_DATA EXCERPTS_.
>>>

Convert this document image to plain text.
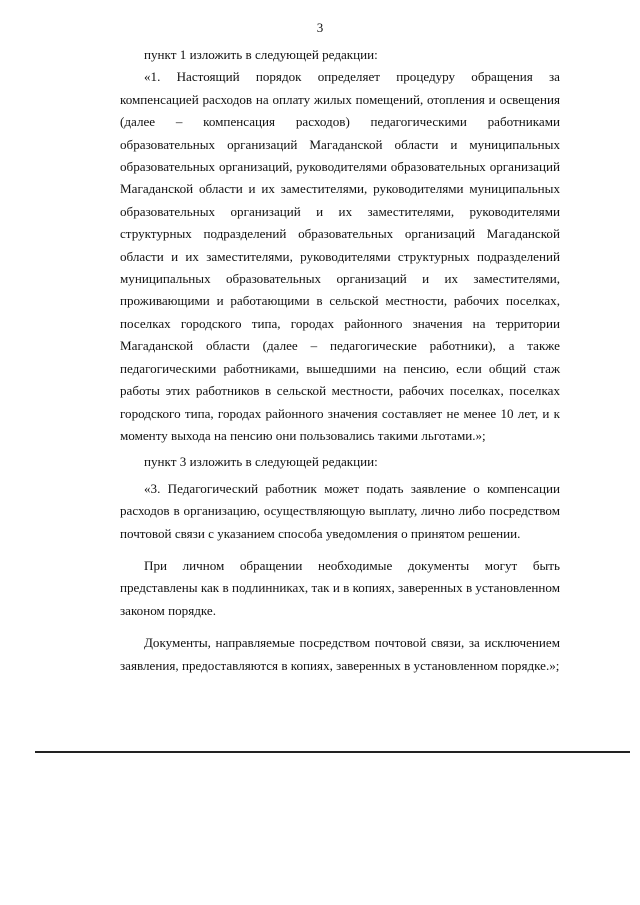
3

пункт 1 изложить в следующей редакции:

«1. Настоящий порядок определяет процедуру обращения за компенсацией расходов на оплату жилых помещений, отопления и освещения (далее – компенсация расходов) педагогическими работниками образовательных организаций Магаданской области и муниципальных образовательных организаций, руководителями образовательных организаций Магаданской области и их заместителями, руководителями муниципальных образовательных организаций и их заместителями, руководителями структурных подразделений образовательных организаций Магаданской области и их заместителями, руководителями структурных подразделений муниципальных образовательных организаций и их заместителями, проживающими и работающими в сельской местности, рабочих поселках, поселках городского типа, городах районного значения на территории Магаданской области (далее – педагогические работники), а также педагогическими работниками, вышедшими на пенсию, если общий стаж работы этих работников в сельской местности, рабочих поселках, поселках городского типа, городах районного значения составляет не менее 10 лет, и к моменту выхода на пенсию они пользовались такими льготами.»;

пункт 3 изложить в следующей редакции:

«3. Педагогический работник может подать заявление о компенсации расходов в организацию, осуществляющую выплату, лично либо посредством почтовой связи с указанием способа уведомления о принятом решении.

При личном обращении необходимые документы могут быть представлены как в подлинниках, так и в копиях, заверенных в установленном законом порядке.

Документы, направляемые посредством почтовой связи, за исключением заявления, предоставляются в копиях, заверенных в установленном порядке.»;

<<<
>>>

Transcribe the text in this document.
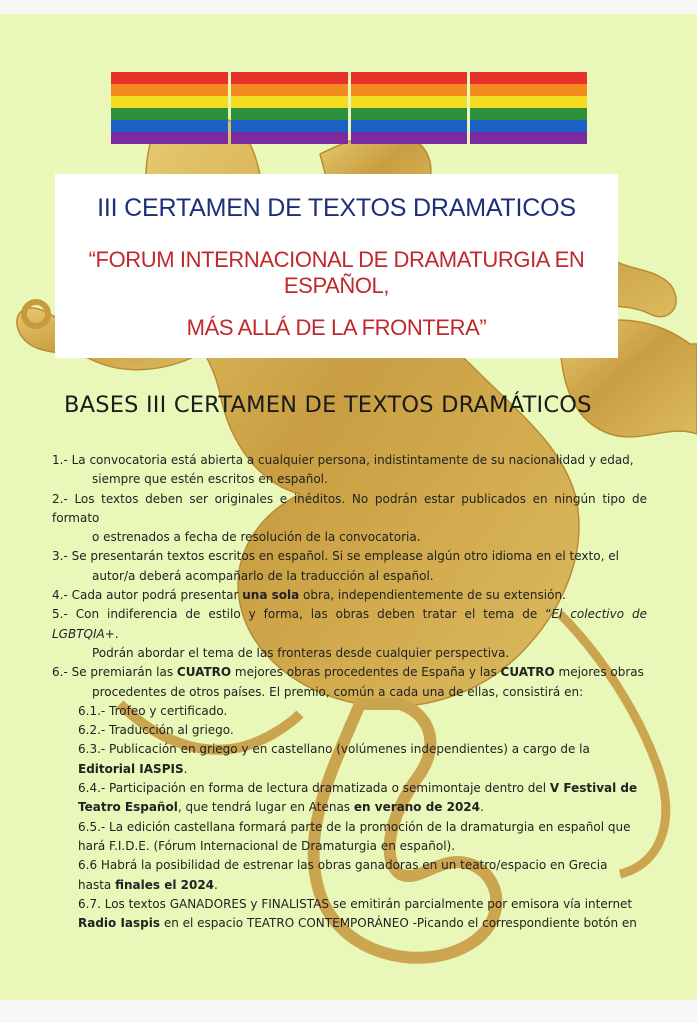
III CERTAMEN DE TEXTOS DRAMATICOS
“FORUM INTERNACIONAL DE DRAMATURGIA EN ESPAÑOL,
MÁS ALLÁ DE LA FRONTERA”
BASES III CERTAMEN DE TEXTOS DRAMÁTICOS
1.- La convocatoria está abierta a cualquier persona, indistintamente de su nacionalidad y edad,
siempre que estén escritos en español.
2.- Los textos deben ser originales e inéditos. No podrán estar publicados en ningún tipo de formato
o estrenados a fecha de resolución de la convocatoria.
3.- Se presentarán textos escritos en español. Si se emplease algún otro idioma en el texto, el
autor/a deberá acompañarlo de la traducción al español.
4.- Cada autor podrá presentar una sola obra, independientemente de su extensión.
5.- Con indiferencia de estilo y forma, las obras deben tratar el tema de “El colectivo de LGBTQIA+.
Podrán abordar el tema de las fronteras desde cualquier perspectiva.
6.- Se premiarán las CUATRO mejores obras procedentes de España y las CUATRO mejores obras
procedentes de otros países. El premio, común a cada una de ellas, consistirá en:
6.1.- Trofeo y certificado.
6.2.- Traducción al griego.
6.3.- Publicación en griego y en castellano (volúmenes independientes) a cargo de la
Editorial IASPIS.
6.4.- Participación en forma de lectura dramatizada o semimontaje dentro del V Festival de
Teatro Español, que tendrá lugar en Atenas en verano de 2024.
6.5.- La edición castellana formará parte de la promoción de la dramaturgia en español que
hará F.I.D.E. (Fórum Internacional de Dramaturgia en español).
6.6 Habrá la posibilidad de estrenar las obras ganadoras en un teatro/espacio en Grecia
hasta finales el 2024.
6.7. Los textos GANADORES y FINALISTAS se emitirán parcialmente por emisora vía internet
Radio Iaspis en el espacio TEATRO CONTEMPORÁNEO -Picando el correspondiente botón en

<<<
>>>

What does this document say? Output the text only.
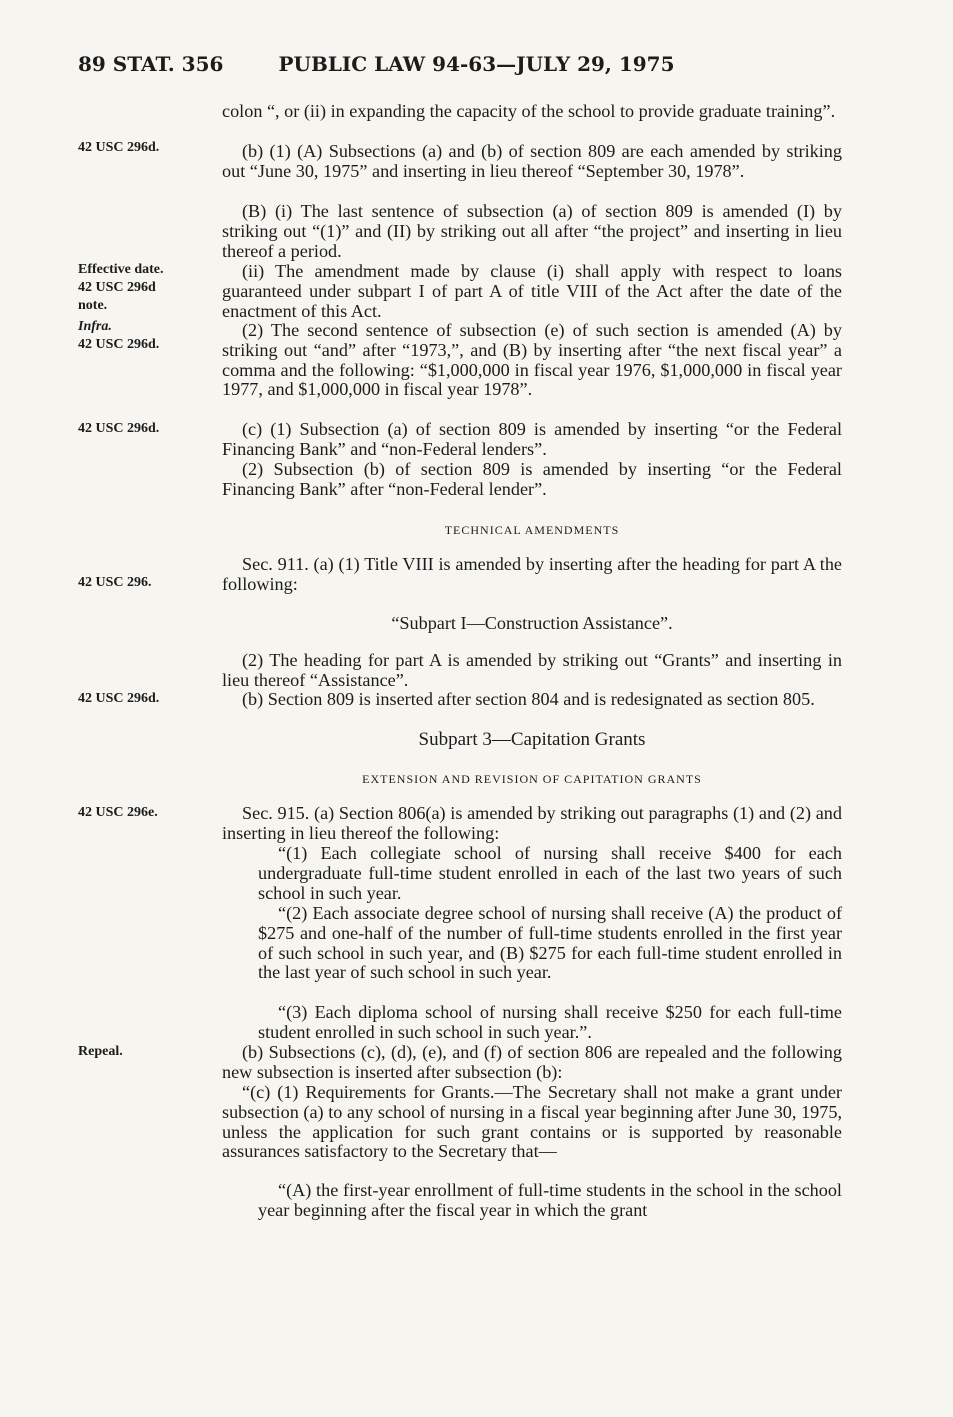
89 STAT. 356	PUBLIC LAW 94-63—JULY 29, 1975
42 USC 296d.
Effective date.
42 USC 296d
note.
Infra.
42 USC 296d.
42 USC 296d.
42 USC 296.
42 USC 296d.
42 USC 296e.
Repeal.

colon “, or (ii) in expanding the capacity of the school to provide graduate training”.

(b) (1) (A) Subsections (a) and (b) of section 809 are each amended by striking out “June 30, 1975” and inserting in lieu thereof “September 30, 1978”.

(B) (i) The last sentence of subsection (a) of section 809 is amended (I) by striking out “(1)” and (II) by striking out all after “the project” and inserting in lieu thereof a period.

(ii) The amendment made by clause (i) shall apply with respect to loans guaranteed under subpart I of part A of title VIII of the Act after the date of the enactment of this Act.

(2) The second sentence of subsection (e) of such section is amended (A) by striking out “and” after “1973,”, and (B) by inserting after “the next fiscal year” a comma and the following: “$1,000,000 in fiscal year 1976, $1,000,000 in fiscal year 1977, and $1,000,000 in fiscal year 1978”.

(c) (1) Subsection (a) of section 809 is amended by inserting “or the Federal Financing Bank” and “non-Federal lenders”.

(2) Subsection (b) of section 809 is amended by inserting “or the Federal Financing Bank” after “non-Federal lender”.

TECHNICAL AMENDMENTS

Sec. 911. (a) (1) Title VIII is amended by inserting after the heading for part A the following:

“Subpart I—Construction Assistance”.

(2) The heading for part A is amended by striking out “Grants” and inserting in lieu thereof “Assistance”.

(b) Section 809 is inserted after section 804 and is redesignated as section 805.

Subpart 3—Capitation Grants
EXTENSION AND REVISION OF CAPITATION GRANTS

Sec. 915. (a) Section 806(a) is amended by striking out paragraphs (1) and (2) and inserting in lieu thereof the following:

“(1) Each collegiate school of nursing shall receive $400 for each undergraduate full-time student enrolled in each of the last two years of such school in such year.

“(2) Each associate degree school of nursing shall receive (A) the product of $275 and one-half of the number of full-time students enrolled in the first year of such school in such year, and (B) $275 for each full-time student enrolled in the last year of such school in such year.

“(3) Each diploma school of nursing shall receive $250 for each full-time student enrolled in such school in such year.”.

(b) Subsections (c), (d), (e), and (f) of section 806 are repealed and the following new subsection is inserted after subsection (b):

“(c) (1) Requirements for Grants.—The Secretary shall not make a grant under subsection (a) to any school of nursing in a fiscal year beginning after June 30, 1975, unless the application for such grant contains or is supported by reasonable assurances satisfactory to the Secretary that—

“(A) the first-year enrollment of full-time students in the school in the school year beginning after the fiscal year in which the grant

<<<

_WHAT IS NEEDED_. Within the data above, pick out all lines holding the word "nursing".

_WRITTEN RESPONSE_.
“(1) Each collegiate school of nursing shall receive $400 for each undergraduate full-time student enrolled in each of the last two years of such school in such year.
“(2) Each associate degree school of nursing shall receive (A) the product of $275 and one-half of the number of full-time students enrolled in the first year of such school in such year, and (B) $275 for each full-time student enrolled in the last year of such school in such year.
“(3) Each diploma school of nursing shall receive $250 for each full-time student enrolled in such school in such year.”.
“(c) (1) Requirements for Grants.—The Secretary shall not make a grant under subsection (a) to any school of nursing in a fiscal year beginning after June 30, 1975, unless the application for such grant contains or is supported by reasonable assurances satisfactory to the Secretary that—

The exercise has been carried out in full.